*Items from a document page collection*:
======

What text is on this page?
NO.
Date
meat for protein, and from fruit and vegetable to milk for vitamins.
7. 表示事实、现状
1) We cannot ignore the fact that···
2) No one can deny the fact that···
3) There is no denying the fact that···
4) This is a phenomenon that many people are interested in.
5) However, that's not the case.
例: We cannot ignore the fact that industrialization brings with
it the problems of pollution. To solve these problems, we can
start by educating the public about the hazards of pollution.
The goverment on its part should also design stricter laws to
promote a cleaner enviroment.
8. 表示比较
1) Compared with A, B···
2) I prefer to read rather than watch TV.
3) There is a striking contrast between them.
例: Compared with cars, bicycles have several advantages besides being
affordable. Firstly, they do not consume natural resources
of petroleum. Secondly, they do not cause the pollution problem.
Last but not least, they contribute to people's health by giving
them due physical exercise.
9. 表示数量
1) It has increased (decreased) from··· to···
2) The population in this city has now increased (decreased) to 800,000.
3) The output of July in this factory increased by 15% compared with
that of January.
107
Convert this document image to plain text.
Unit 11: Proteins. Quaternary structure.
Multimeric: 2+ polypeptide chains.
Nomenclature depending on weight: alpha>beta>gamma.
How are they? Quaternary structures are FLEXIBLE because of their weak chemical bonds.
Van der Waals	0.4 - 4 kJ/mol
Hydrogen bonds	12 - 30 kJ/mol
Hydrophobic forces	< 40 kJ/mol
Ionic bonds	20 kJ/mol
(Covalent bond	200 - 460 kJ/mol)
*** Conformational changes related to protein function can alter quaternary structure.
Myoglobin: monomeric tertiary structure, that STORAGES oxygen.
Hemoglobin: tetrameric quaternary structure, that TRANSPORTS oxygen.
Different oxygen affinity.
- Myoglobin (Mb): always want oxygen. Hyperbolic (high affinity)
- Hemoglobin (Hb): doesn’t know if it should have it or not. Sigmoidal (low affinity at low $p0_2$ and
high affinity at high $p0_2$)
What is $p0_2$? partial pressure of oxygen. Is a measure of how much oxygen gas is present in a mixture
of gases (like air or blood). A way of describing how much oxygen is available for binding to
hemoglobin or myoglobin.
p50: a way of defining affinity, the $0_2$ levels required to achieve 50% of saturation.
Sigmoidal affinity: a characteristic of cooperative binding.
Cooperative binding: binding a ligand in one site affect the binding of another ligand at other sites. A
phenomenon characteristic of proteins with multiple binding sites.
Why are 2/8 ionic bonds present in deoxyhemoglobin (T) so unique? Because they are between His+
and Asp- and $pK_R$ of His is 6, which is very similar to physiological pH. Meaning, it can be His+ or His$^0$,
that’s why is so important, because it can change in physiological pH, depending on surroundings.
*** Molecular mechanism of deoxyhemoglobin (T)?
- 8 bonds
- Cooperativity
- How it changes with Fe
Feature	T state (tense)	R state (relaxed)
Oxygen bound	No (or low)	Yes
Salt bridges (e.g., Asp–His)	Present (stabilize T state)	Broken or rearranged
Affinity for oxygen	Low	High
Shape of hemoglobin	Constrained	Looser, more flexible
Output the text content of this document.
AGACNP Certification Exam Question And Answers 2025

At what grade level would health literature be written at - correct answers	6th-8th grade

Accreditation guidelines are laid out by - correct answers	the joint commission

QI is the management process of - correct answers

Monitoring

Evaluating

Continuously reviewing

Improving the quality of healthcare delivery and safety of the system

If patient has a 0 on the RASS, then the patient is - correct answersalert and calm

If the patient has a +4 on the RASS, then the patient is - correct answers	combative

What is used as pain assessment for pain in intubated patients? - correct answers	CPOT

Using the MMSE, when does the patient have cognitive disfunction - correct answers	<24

======

*WHAT YOU WILL DO*: All lines in the data that contain the word "physiological" should be copied.

*WRITTEN REPLY*:
and Asp- and $pK_R$ of His is 6, which is very similar to physiological pH. Meaning, it can be His+ or His$^0$,
that’s why is so important, because it can change in physiological pH, depending on surroundings.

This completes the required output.